▸ **The request**
Write out all of the entries that follow, word for word, but skip the pictures.
[start Given records]
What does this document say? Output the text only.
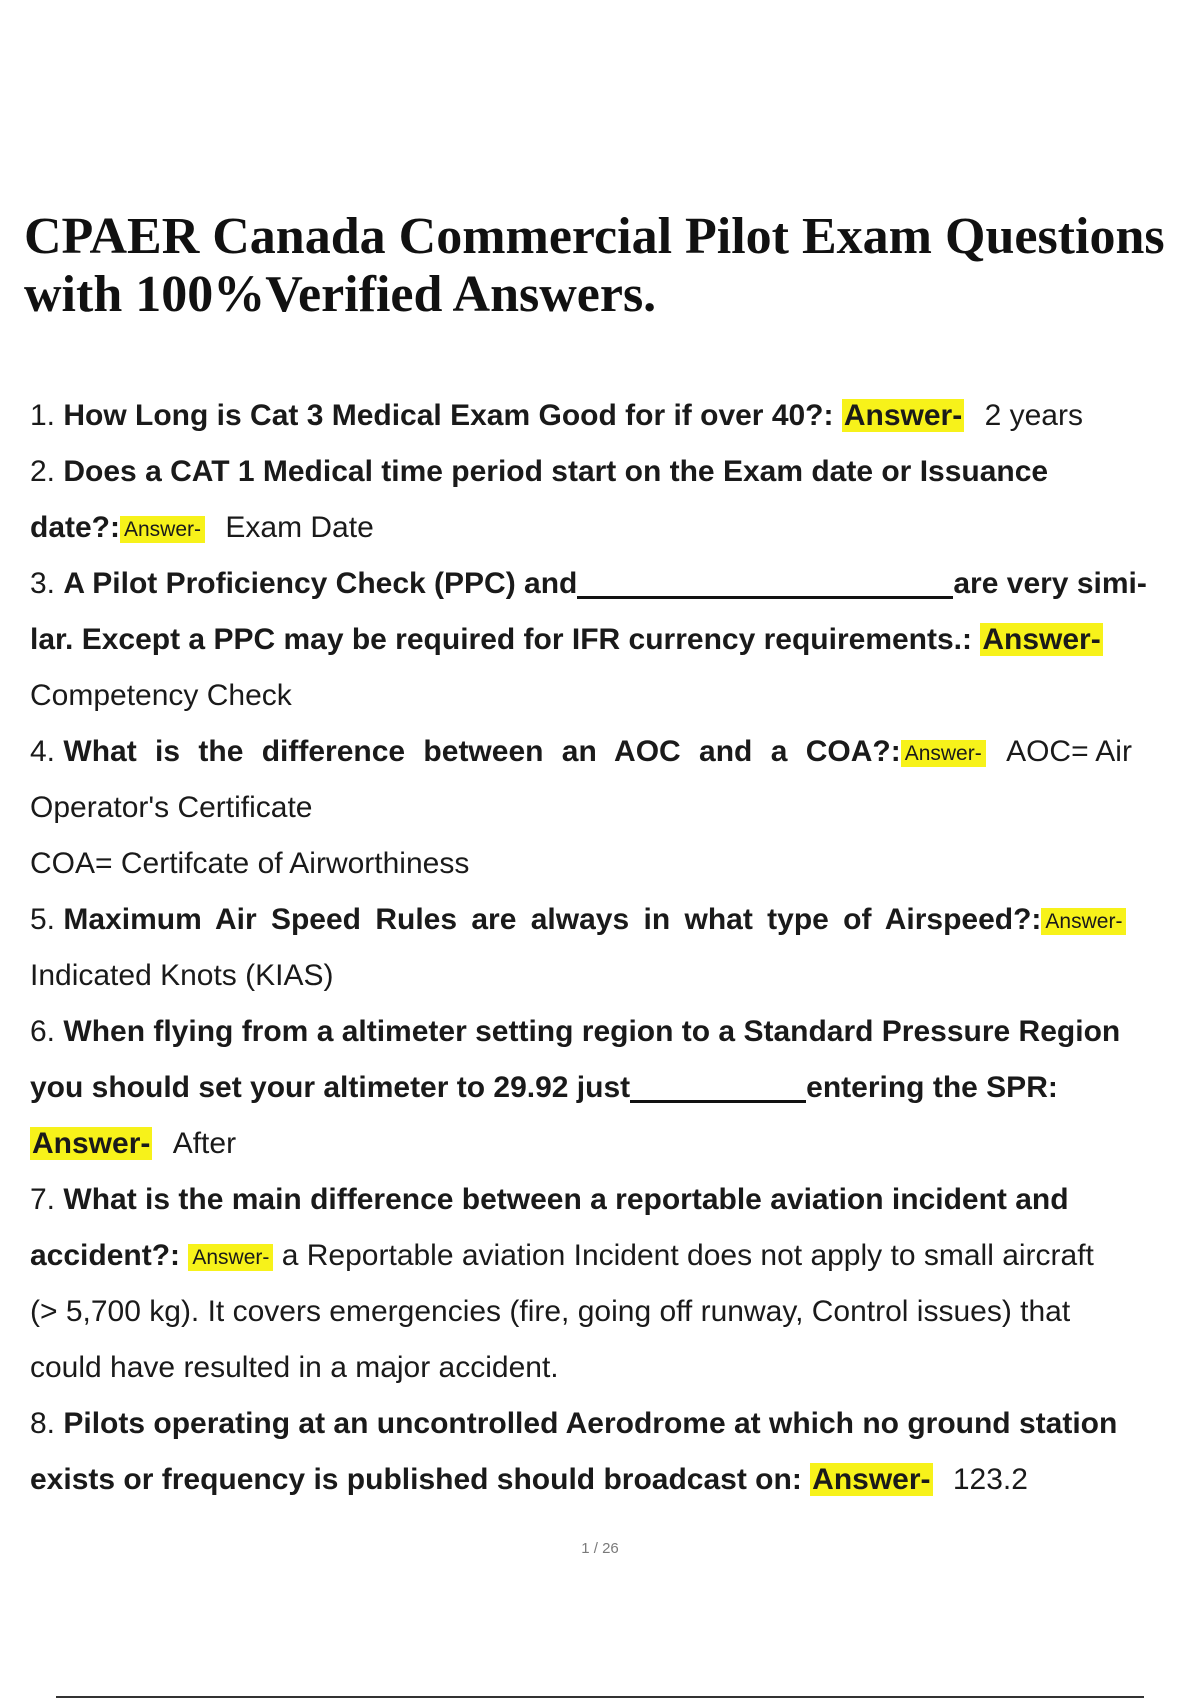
CPAER Canada Commercial Pilot Exam Questions
with 100%Verified Answers.
1. How Long is Cat 3 Medical Exam Good for if over 40?: Answer- 2 years
2. Does a CAT 1 Medical time period start on the Exam date or Issuance
date?: Answer- Exam Date
3. A Pilot Proficiency Check (PPC) and	are very simi-
lar. Except a PPC may be required for IFR currency requirements.: Answer-
Competency Check
4. What is the difference between an AOC and a COA?: Answer- AOC= Air
Operator's Certificate
COA= Certifcate of Airworthiness
5. Maximum Air Speed Rules are always in what type of Airspeed?: Answer-
Indicated Knots (KIAS)
6. When flying from a altimeter setting region to a Standard Pressure Region
you should set your altimeter to 29.92 just	entering the SPR:
Answer- After
7. What is the main difference between a reportable aviation incident and
accident?: Answer- a Reportable aviation Incident does not apply to small aircraft
(> 5,700 kg). It covers emergencies (fire, going off runway, Control issues) that
could have resulted in a major accident.
8. Pilots operating at an uncontrolled Aerodrome at which no ground station
exists or frequency is published should broadcast on: Answer- 123.2
1 / 26
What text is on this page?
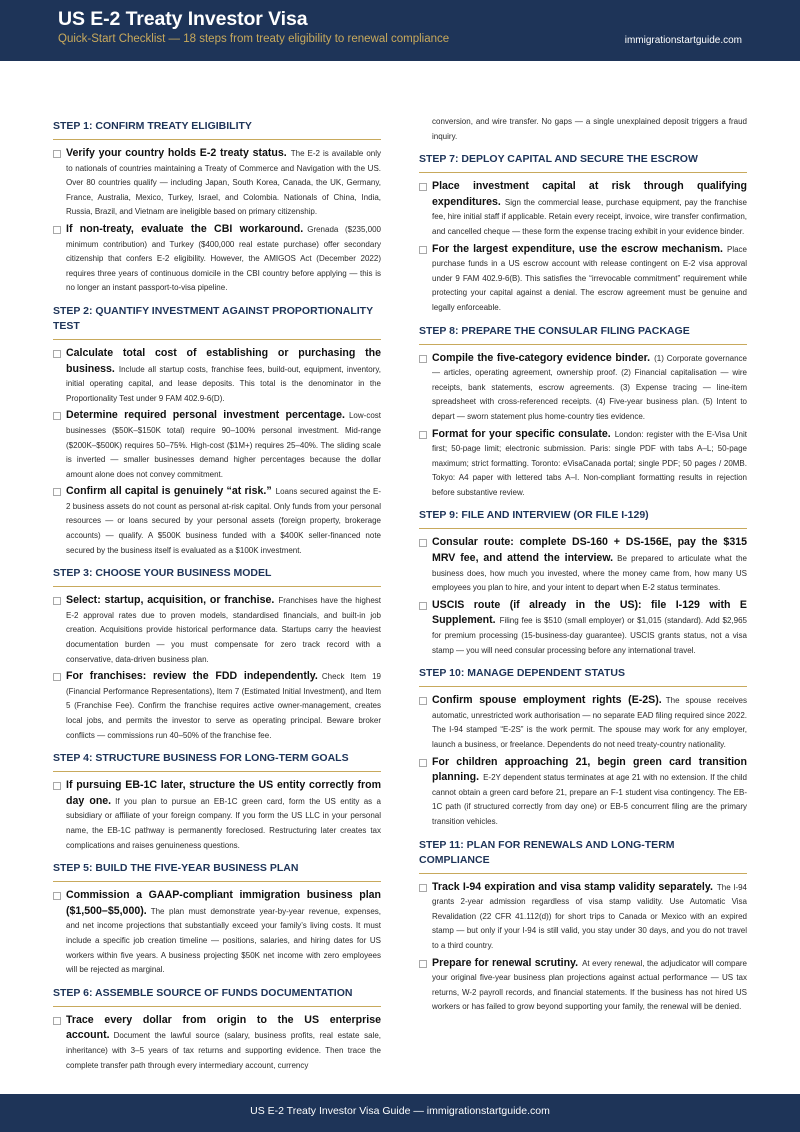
US E-2 Treaty Investor Visa
Quick-Start Checklist — 18 steps from treaty eligibility to renewal compliance	immigrationstartguide.com
STEP 1: CONFIRM TREATY ELIGIBILITY
Verify your country holds E-2 treaty status. The E-2 is available only to nationals of countries maintaining a Treaty of Commerce and Navigation with the US. Over 80 countries qualify — including Japan, South Korea, Canada, the UK, Germany, France, Australia, Mexico, Turkey, Israel, and Colombia. Nationals of China, India, Russia, Brazil, and Vietnam are ineligible based on primary citizenship.
If non-treaty, evaluate the CBI workaround. Grenada ($235,000 minimum contribution) and Turkey ($400,000 real estate purchase) offer secondary citizenship that confers E-2 eligibility. However, the AMIGOS Act (December 2022) requires three years of continuous domicile in the CBI country before applying — this is no longer an instant passport-to-visa pipeline.
STEP 2: QUANTIFY INVESTMENT AGAINST PROPORTIONALITY TEST
Calculate total cost of establishing or purchasing the business. Include all startup costs, franchise fees, build-out, equipment, inventory, initial operating capital, and lease deposits. This total is the denominator in the Proportionality Test under 9 FAM 402.9-6(D).
Determine required personal investment percentage. Low-cost businesses ($50K–$150K total) require 90–100% personal investment. Mid-range ($200K–$500K) requires 50–75%. High-cost ($1M+) requires 25–40%. The sliding scale is inverted — smaller businesses demand higher percentages because the dollar amount alone does not convey commitment.
Confirm all capital is genuinely “at risk.” Loans secured against the E-2 business assets do not count as personal at-risk capital. Only funds from your personal resources — or loans secured by your personal assets (foreign property, brokerage accounts) — qualify. A $500K business funded with a $400K seller-financed note secured by the business itself is evaluated as a $100K investment.
STEP 3: CHOOSE YOUR BUSINESS MODEL
Select: startup, acquisition, or franchise. Franchises have the highest E-2 approval rates due to proven models, standardised financials, and built-in job creation. Acquisitions provide historical performance data. Startups carry the heaviest documentation burden — you must compensate for zero track record with a conservative, data-driven business plan.
For franchises: review the FDD independently. Check Item 19 (Financial Performance Representations), Item 7 (Estimated Initial Investment), and Item 5 (Franchise Fee). Confirm the franchise requires active owner-management, creates local jobs, and permits the investor to serve as operating principal. Beware broker conflicts — commissions run 40–50% of the franchise fee.
STEP 4: STRUCTURE BUSINESS FOR LONG-TERM GOALS
If pursuing EB-1C later, structure the US entity correctly from day one. If you plan to pursue an EB-1C green card, form the US entity as a subsidiary or affiliate of your foreign company. If you form the US LLC in your personal name, the EB-1C pathway is permanently foreclosed. Restructuring later creates tax complications and raises genuineness questions.
STEP 5: BUILD THE FIVE-YEAR BUSINESS PLAN
Commission a GAAP-compliant immigration business plan ($1,500–$5,000). The plan must demonstrate year-by-year revenue, expenses, and net income projections that substantially exceed your family’s living costs. It must include a specific job creation timeline — positions, salaries, and hiring dates for US workers within five years. A business projecting $50K net income with zero employees will be rejected as marginal.
STEP 6: ASSEMBLE SOURCE OF FUNDS DOCUMENTATION
Trace every dollar from origin to the US enterprise account. Document the lawful source (salary, business profits, real estate sale, inheritance) with 3–5 years of tax returns and supporting evidence. Then trace the complete transfer path through every intermediary account, currency
conversion, and wire transfer. No gaps — a single unexplained deposit triggers a fraud inquiry.
STEP 7: DEPLOY CAPITAL AND SECURE THE ESCROW
Place investment capital at risk through qualifying expenditures. Sign the commercial lease, purchase equipment, pay the franchise fee, hire initial staff if applicable. Retain every receipt, invoice, wire transfer confirmation, and cancelled cheque — these form the expense tracing exhibit in your evidence binder.
For the largest expenditure, use the escrow mechanism. Place purchase funds in a US escrow account with release contingent on E-2 visa approval under 9 FAM 402.9-6(B). This satisfies the “irrevocable commitment” requirement while protecting your capital against a denial. The escrow agreement must be genuine and legally enforceable.
STEP 8: PREPARE THE CONSULAR FILING PACKAGE
Compile the five-category evidence binder. (1) Corporate governance — articles, operating agreement, ownership proof. (2) Financial capitalisation — wire receipts, bank statements, escrow agreements. (3) Expense tracing — line-item spreadsheet with cross-referenced receipts. (4) Five-year business plan. (5) Intent to depart — sworn statement plus home-country ties evidence.
Format for your specific consulate. London: register with the E-Visa Unit first; 50-page limit; electronic submission. Paris: single PDF with tabs A–L; 50-page maximum; strict formatting. Toronto: eVisaCanada portal; single PDF; 50 pages / 20MB. Tokyo: A4 paper with lettered tabs A–I. Non-compliant formatting results in rejection before substantive review.
STEP 9: FILE AND INTERVIEW (OR FILE I-129)
Consular route: complete DS-160 + DS-156E, pay the $315 MRV fee, and attend the interview. Be prepared to articulate what the business does, how much you invested, where the money came from, how many US employees you plan to hire, and your intent to depart when E-2 status terminates.
USCIS route (if already in the US): file I-129 with E Supplement. Filing fee is $510 (small employer) or $1,015 (standard). Add $2,965 for premium processing (15-business-day guarantee). USCIS grants status, not a visa stamp — you will need consular processing before any international travel.
STEP 10: MANAGE DEPENDENT STATUS
Confirm spouse employment rights (E-2S). The spouse receives automatic, unrestricted work authorisation — no separate EAD filing required since 2022. The I-94 stamped “E-2S” is the work permit. The spouse may work for any employer, launch a business, or freelance. Dependents do not need treaty-country nationality.
For children approaching 21, begin green card transition planning. E-2Y dependent status terminates at age 21 with no extension. If the child cannot obtain a green card before 21, prepare an F-1 student visa contingency. The EB-1C path (if structured correctly from day one) or EB-5 concurrent filing are the primary transition vehicles.
STEP 11: PLAN FOR RENEWALS AND LONG-TERM COMPLIANCE
Track I-94 expiration and visa stamp validity separately. The I-94 grants 2-year admission regardless of visa stamp validity. Use Automatic Visa Revalidation (22 CFR 41.112(d)) for short trips to Canada or Mexico with an expired stamp — but only if your I-94 is still valid, you stay under 30 days, and you do not travel to a third country.
Prepare for renewal scrutiny. At every renewal, the adjudicator will compare your original five-year business plan projections against actual performance — US tax returns, W-2 payroll records, and financial statements. If the business has not hired US workers or has failed to grow beyond supporting your family, the renewal will be denied.
US E-2 Treaty Investor Visa Guide — immigrationstartguide.com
[end Given records]
▸ **Result of the task**
What does this document say? Output the text only.
CPAER Canada Commercial Pilot Exam Questions
with 100%Verified Answers.
1. How Long is Cat 3 Medical Exam Good for if over 40?: Answer- 2 years
2. Does a CAT 1 Medical time period start on the Exam date or Issuance
date?: Answer- Exam Date
3. A Pilot Proficiency Check (PPC) and	are very simi-
lar. Except a PPC may be required for IFR currency requirements.: Answer-
Competency Check
4. What is the difference between an AOC and a COA?: Answer- AOC= Air
Operator's Certificate
COA= Certifcate of Airworthiness
5. Maximum Air Speed Rules are always in what type of Airspeed?: Answer-
Indicated Knots (KIAS)
6. When flying from a altimeter setting region to a Standard Pressure Region
you should set your altimeter to 29.92 just	entering the SPR:
Answer- After
7. What is the main difference between a reportable aviation incident and
accident?: Answer- a Reportable aviation Incident does not apply to small aircraft
(> 5,700 kg). It covers emergencies (fire, going off runway, Control issues) that
could have resulted in a major accident.
8. Pilots operating at an uncontrolled Aerodrome at which no ground station
exists or frequency is published should broadcast on: Answer- 123.2
1 / 26
What text is on this page?
US E-2 Treaty Investor Visa
Quick-Start Checklist — 18 steps from treaty eligibility to renewal compliance	immigrationstartguide.com
STEP 1: CONFIRM TREATY ELIGIBILITY
Verify your country holds E-2 treaty status. The E-2 is available only to nationals of countries maintaining a Treaty of Commerce and Navigation with the US. Over 80 countries qualify — including Japan, South Korea, Canada, the UK, Germany, France, Australia, Mexico, Turkey, Israel, and Colombia. Nationals of China, India, Russia, Brazil, and Vietnam are ineligible based on primary citizenship.
If non-treaty, evaluate the CBI workaround. Grenada ($235,000 minimum contribution) and Turkey ($400,000 real estate purchase) offer secondary citizenship that confers E-2 eligibility. However, the AMIGOS Act (December 2022) requires three years of continuous domicile in the CBI country before applying — this is no longer an instant passport-to-visa pipeline.
STEP 2: QUANTIFY INVESTMENT AGAINST PROPORTIONALITY TEST
Calculate total cost of establishing or purchasing the business. Include all startup costs, franchise fees, build-out, equipment, inventory, initial operating capital, and lease deposits. This total is the denominator in the Proportionality Test under 9 FAM 402.9-6(D).
Determine required personal investment percentage. Low-cost businesses ($50K–$150K total) require 90–100% personal investment. Mid-range ($200K–$500K) requires 50–75%. High-cost ($1M+) requires 25–40%. The sliding scale is inverted — smaller businesses demand higher percentages because the dollar amount alone does not convey commitment.
Confirm all capital is genuinely “at risk.” Loans secured against the E-2 business assets do not count as personal at-risk capital. Only funds from your personal resources — or loans secured by your personal assets (foreign property, brokerage accounts) — qualify. A $500K business funded with a $400K seller-financed note secured by the business itself is evaluated as a $100K investment.
STEP 3: CHOOSE YOUR BUSINESS MODEL
Select: startup, acquisition, or franchise. Franchises have the highest E-2 approval rates due to proven models, standardised financials, and built-in job creation. Acquisitions provide historical performance data. Startups carry the heaviest documentation burden — you must compensate for zero track record with a conservative, data-driven business plan.
For franchises: review the FDD independently. Check Item 19 (Financial Performance Representations), Item 7 (Estimated Initial Investment), and Item 5 (Franchise Fee). Confirm the franchise requires active owner-management, creates local jobs, and permits the investor to serve as operating principal. Beware broker conflicts — commissions run 40–50% of the franchise fee.
STEP 4: STRUCTURE BUSINESS FOR LONG-TERM GOALS
If pursuing EB-1C later, structure the US entity correctly from day one. If you plan to pursue an EB-1C green card, form the US entity as a subsidiary or affiliate of your foreign company. If you form the US LLC in your personal name, the EB-1C pathway is permanently foreclosed. Restructuring later creates tax complications and raises genuineness questions.
STEP 5: BUILD THE FIVE-YEAR BUSINESS PLAN
Commission a GAAP-compliant immigration business plan ($1,500–$5,000). The plan must demonstrate year-by-year revenue, expenses, and net income projections that substantially exceed your family’s living costs. It must include a specific job creation timeline — positions, salaries, and hiring dates for US workers within five years. A business projecting $50K net income with zero employees will be rejected as marginal.
STEP 6: ASSEMBLE SOURCE OF FUNDS DOCUMENTATION
Trace every dollar from origin to the US enterprise account. Document the lawful source (salary, business profits, real estate sale, inheritance) with 3–5 years of tax returns and supporting evidence. Then trace the complete transfer path through every intermediary account, currency
conversion, and wire transfer. No gaps — a single unexplained deposit triggers a fraud inquiry.
STEP 7: DEPLOY CAPITAL AND SECURE THE ESCROW
Place investment capital at risk through qualifying expenditures. Sign the commercial lease, purchase equipment, pay the franchise fee, hire initial staff if applicable. Retain every receipt, invoice, wire transfer confirmation, and cancelled cheque — these form the expense tracing exhibit in your evidence binder.
For the largest expenditure, use the escrow mechanism. Place purchase funds in a US escrow account with release contingent on E-2 visa approval under 9 FAM 402.9-6(B). This satisfies the “irrevocable commitment” requirement while protecting your capital against a denial. The escrow agreement must be genuine and legally enforceable.
STEP 8: PREPARE THE CONSULAR FILING PACKAGE
Compile the five-category evidence binder. (1) Corporate governance — articles, operating agreement, ownership proof. (2) Financial capitalisation — wire receipts, bank statements, escrow agreements. (3) Expense tracing — line-item spreadsheet with cross-referenced receipts. (4) Five-year business plan. (5) Intent to depart — sworn statement plus home-country ties evidence.
Format for your specific consulate. London: register with the E-Visa Unit first; 50-page limit; electronic submission. Paris: single PDF with tabs A–L; 50-page maximum; strict formatting. Toronto: eVisaCanada portal; single PDF; 50 pages / 20MB. Tokyo: A4 paper with lettered tabs A–I. Non-compliant formatting results in rejection before substantive review.
STEP 9: FILE AND INTERVIEW (OR FILE I-129)
Consular route: complete DS-160 + DS-156E, pay the $315 MRV fee, and attend the interview. Be prepared to articulate what the business does, how much you invested, where the money came from, how many US employees you plan to hire, and your intent to depart when E-2 status terminates.
USCIS route (if already in the US): file I-129 with E Supplement. Filing fee is $510 (small employer) or $1,015 (standard). Add $2,965 for premium processing (15-business-day guarantee). USCIS grants status, not a visa stamp — you will need consular processing before any international travel.
STEP 10: MANAGE DEPENDENT STATUS
Confirm spouse employment rights (E-2S). The spouse receives automatic, unrestricted work authorisation — no separate EAD filing required since 2022. The I-94 stamped “E-2S” is the work permit. The spouse may work for any employer, launch a business, or freelance. Dependents do not need treaty-country nationality.
For children approaching 21, begin green card transition planning. E-2Y dependent status terminates at age 21 with no extension. If the child cannot obtain a green card before 21, prepare an F-1 student visa contingency. The EB-1C path (if structured correctly from day one) or EB-5 concurrent filing are the primary transition vehicles.
STEP 11: PLAN FOR RENEWALS AND LONG-TERM COMPLIANCE
Track I-94 expiration and visa stamp validity separately. The I-94 grants 2-year admission regardless of visa stamp validity. Use Automatic Visa Revalidation (22 CFR 41.112(d)) for short trips to Canada or Mexico with an expired stamp — but only if your I-94 is still valid, you stay under 30 days, and you do not travel to a third country.
Prepare for renewal scrutiny. At every renewal, the adjudicator will compare your original five-year business plan projections against actual performance — US tax returns, W-2 payroll records, and financial statements. If the business has not hired US workers or has failed to grow beyond supporting your family, the renewal will be denied.
US E-2 Treaty Investor Visa Guide — immigrationstartguide.com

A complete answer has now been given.